■ Brief
Each line of the records below needs repeating exactly. Skip the pictures.

(Collected data)
□ □ □ □
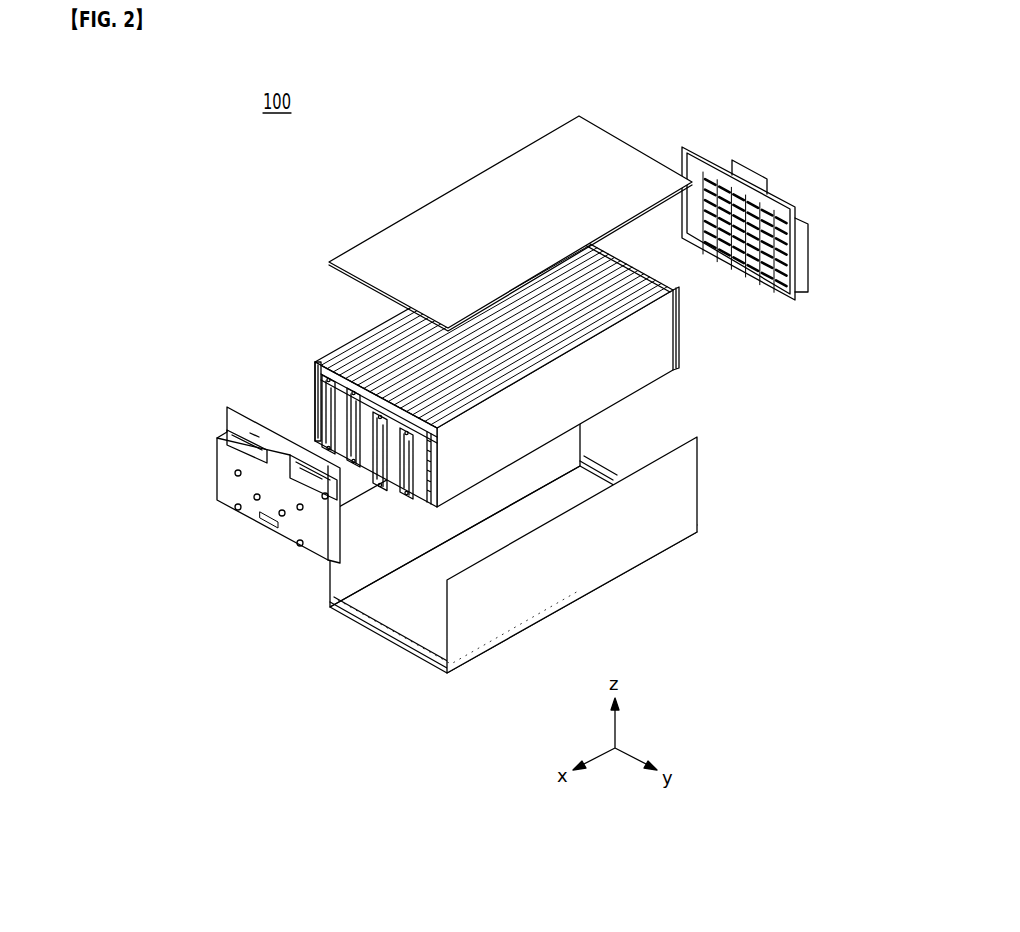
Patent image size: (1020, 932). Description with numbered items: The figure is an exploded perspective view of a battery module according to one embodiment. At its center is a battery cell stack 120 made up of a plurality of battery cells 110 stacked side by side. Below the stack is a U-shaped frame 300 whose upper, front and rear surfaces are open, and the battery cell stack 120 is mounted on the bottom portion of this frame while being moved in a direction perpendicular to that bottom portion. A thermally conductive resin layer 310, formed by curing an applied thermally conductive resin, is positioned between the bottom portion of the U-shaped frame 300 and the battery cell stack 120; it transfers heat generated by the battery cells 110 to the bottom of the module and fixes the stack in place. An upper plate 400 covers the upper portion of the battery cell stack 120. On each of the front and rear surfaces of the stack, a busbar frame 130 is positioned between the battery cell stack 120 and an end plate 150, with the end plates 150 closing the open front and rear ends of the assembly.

The battery cell 110 is at (637, 364).
The battery cell stack 120 is at (380, 352).
The busbar frame 130 is at (313, 400).
The end plate 150 is at (255, 517).
The U-shaped frame 300 is at (597, 560).
The thermally conductive resin layer 310 is at (413, 607).
The upper plate 400 is at (463, 207).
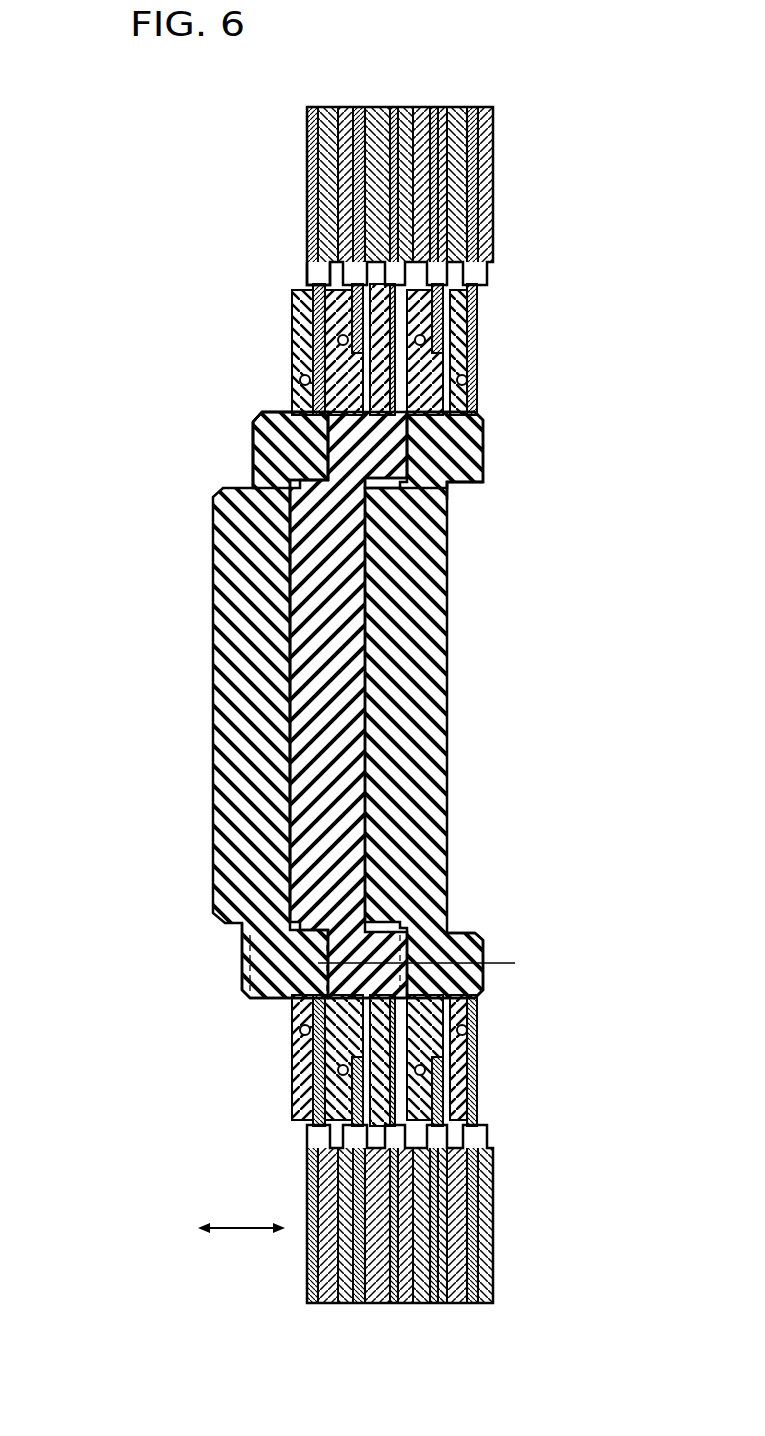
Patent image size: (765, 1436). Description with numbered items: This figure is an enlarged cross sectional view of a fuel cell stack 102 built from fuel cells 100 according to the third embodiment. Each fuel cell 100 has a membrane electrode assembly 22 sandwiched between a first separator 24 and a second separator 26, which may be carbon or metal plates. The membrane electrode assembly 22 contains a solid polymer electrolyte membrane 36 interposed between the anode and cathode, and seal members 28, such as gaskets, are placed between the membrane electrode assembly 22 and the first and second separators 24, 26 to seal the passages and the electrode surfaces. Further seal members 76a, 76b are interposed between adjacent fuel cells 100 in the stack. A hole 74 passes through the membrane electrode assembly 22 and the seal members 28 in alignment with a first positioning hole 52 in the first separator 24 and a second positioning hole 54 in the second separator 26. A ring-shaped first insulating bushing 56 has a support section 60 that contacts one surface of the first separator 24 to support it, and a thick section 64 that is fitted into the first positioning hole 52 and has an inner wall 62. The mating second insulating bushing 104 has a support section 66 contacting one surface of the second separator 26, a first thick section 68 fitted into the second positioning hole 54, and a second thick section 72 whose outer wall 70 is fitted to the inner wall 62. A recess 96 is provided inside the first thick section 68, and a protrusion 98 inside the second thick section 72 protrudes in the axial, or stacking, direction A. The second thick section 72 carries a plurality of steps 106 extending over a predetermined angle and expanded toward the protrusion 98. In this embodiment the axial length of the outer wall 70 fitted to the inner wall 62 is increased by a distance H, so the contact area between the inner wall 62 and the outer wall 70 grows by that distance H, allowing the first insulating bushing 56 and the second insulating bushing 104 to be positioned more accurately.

The fuel cell 100 is at (437, 43).
The first separator 24 is at (358, 104).
The membrane electrode assembly 22 is at (376, 104).
The second separator 26 is at (395, 104).
The fuel cell stack 102 is at (166, 117).
The seal member 76a is at (321, 147).
The seal member 76b is at (346, 206).
The seal member 28 is at (356, 170).
The solid polymer electrolyte membrane 36 is at (393, 131).
The hole 74 is at (340, 284).
The support section 60 is at (292, 300).
The first insulating bushing 56 is at (330, 350).
The first positioning hole 52 is at (330, 356).
The thick section 64 is at (325, 385).
The support section 66 is at (416, 318).
The outer wall 70 is at (268, 414).
The second thick section 72 is at (270, 437).
The inner wall 62 is at (305, 456).
The first thick section 68 is at (405, 438).
The second positioning hole 54 is at (407, 463).
The second insulating bushing 104 is at (447, 578).
The protrusion 98 is at (288, 637).
The recess 96 is at (288, 666).
The step 106 is at (242, 968).
The distance H is at (420, 954).
The direction A is at (241, 1215).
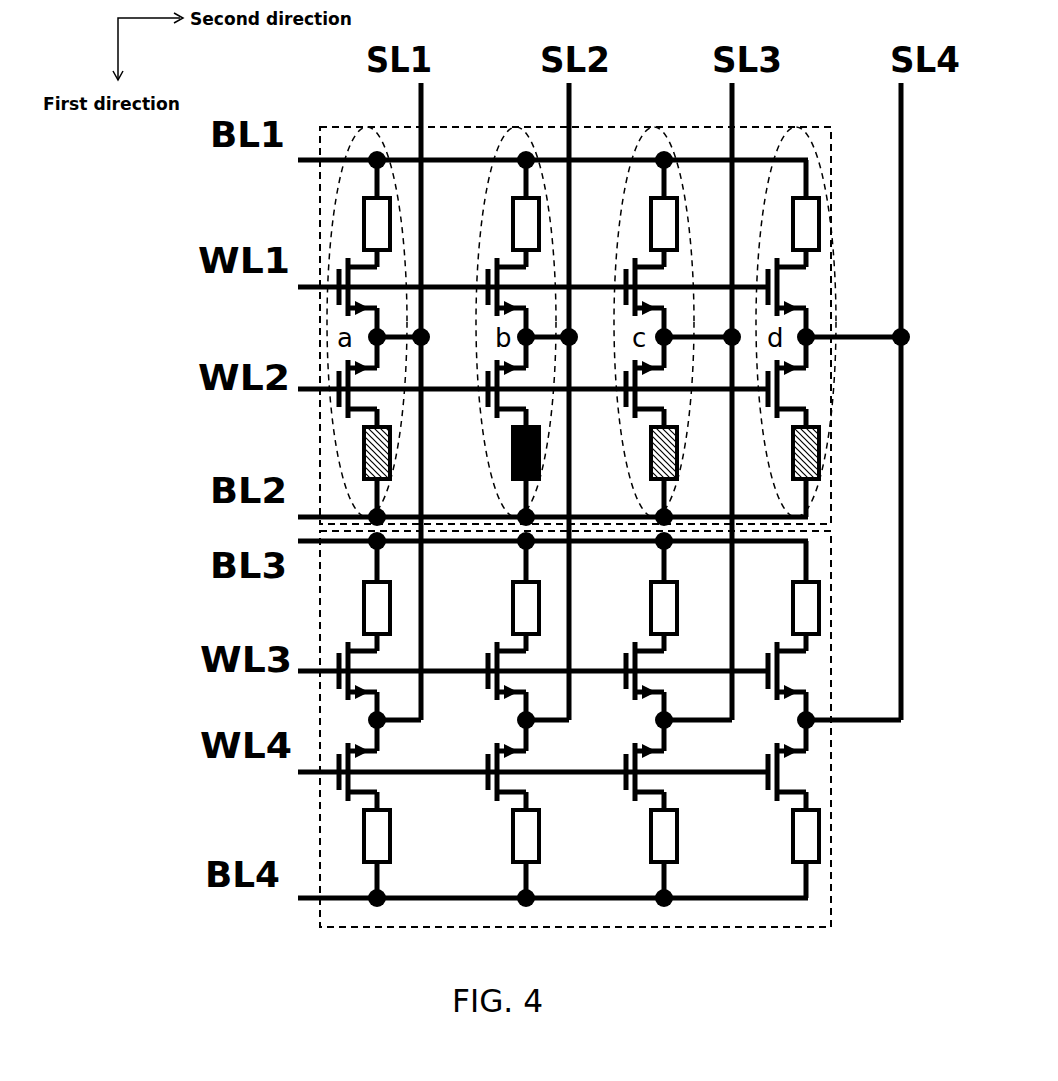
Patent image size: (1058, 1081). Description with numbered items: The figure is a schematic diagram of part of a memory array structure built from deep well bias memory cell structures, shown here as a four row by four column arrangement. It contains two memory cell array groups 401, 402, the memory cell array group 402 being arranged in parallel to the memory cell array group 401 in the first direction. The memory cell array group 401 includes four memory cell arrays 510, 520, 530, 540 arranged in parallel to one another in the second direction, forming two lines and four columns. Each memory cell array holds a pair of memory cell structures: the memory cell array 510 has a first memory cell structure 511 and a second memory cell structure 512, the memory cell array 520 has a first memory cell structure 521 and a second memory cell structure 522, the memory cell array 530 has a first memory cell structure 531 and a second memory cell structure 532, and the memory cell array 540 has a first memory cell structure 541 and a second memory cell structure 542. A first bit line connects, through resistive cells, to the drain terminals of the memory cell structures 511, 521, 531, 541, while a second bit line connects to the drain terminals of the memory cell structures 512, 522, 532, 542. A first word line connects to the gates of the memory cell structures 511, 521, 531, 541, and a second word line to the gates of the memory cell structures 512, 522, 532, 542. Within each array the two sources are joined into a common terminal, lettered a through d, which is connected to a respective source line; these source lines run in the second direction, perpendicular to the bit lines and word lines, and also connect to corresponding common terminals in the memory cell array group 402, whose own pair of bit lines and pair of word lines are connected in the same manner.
□ □ □ □
■ Result for this task
Patent image size: (1020, 932). Description with numbered items: The figure is an exploded perspective view of a battery module according to one embodiment. At its center is a battery cell stack 120 made up of a plurality of battery cells 110 stacked side by side. Below the stack is a U-shaped frame 300 whose upper, front and rear surfaces are open, and the battery cell stack 120 is mounted on the bottom portion of this frame while being moved in a direction perpendicular to that bottom portion. A thermally conductive resin layer 310, formed by curing an applied thermally conductive resin, is positioned between the bottom portion of the U-shaped frame 300 and the battery cell stack 120; it transfers heat generated by the battery cells 110 to the bottom of the module and fixes the stack in place. An upper plate 400 covers the upper portion of the battery cell stack 120. On each of the front and rear surfaces of the stack, a busbar frame 130 is positioned between the battery cell stack 120 and an end plate 150, with the end plates 150 closing the open front and rear ends of the assembly.

The battery cell 110 is at (637, 364).
The battery cell stack 120 is at (380, 352).
The busbar frame 130 is at (313, 400).
The end plate 150 is at (255, 517).
The U-shaped frame 300 is at (597, 560).
The thermally conductive resin layer 310 is at (413, 607).
The upper plate 400 is at (463, 207).
Patent image size: (765, 1436). Description with numbered items: This figure is an enlarged cross sectional view of a fuel cell stack 102 built from fuel cells 100 according to the third embodiment. Each fuel cell 100 has a membrane electrode assembly 22 sandwiched between a first separator 24 and a second separator 26, which may be carbon or metal plates. The membrane electrode assembly 22 contains a solid polymer electrolyte membrane 36 interposed between the anode and cathode, and seal members 28, such as gaskets, are placed between the membrane electrode assembly 22 and the first and second separators 24, 26 to seal the passages and the electrode surfaces. Further seal members 76a, 76b are interposed between adjacent fuel cells 100 in the stack. A hole 74 passes through the membrane electrode assembly 22 and the seal members 28 in alignment with a first positioning hole 52 in the first separator 24 and a second positioning hole 54 in the second separator 26. A ring-shaped first insulating bushing 56 has a support section 60 that contacts one surface of the first separator 24 to support it, and a thick section 64 that is fitted into the first positioning hole 52 and has an inner wall 62. The mating second insulating bushing 104 has a support section 66 contacting one surface of the second separator 26, a first thick section 68 fitted into the second positioning hole 54, and a second thick section 72 whose outer wall 70 is fitted to the inner wall 62. A recess 96 is provided inside the first thick section 68, and a protrusion 98 inside the second thick section 72 protrudes in the axial, or stacking, direction A. The second thick section 72 carries a plurality of steps 106 extending over a predetermined angle and expanded toward the protrusion 98. In this embodiment the axial length of the outer wall 70 fitted to the inner wall 62 is increased by a distance H, so the contact area between the inner wall 62 and the outer wall 70 grows by that distance H, allowing the first insulating bushing 56 and the second insulating bushing 104 to be positioned more accurately.

The fuel cell 100 is at (437, 43).
The first separator 24 is at (358, 104).
The membrane electrode assembly 22 is at (376, 104).
The second separator 26 is at (395, 104).
The fuel cell stack 102 is at (166, 117).
The seal member 76a is at (321, 147).
The seal member 76b is at (346, 206).
The seal member 28 is at (356, 170).
The solid polymer electrolyte membrane 36 is at (393, 131).
The hole 74 is at (340, 284).
The support section 60 is at (292, 300).
The first insulating bushing 56 is at (330, 350).
The first positioning hole 52 is at (330, 356).
The thick section 64 is at (325, 385).
The support section 66 is at (416, 318).
The outer wall 70 is at (268, 414).
The second thick section 72 is at (270, 437).
The inner wall 62 is at (305, 456).
The first thick section 68 is at (405, 438).
The second positioning hole 54 is at (407, 463).
The second insulating bushing 104 is at (447, 578).
The protrusion 98 is at (288, 637).
The recess 96 is at (288, 666).
The step 106 is at (242, 968).
The distance H is at (420, 954).
The direction A is at (241, 1215).
Patent image size: (1058, 1081). Description with numbered items: The figure is a schematic diagram of part of a memory array structure built from deep well bias memory cell structures, shown here as a four row by four column arrangement. It contains two memory cell array groups 401, 402, the memory cell array group 402 being arranged in parallel to the memory cell array group 401 in the first direction. The memory cell array group 401 includes four memory cell arrays 510, 520, 530, 540 arranged in parallel to one another in the second direction, forming two lines and four columns. Each memory cell array holds a pair of memory cell structures: the memory cell array 510 has a first memory cell structure 511 and a second memory cell structure 512, the memory cell array 520 has a first memory cell structure 521 and a second memory cell structure 522, the memory cell array 530 has a first memory cell structure 531 and a second memory cell structure 532, and the memory cell array 540 has a first memory cell structure 541 and a second memory cell structure 542. A first bit line connects, through resistive cells, to the drain terminals of the memory cell structures 511, 521, 531, 541, while a second bit line connects to the drain terminals of the memory cell structures 512, 522, 532, 542. A first word line connects to the gates of the memory cell structures 511, 521, 531, 541, and a second word line to the gates of the memory cell structures 512, 522, 532, 542. Within each array the two sources are joined into a common terminal, lettered a through d, which is connected to a respective source line; these source lines run in the second direction, perpendicular to the bit lines and word lines, and also connect to corresponding common terminals in the memory cell array group 402, whose own pair of bit lines and pair of word lines are connected in the same manner.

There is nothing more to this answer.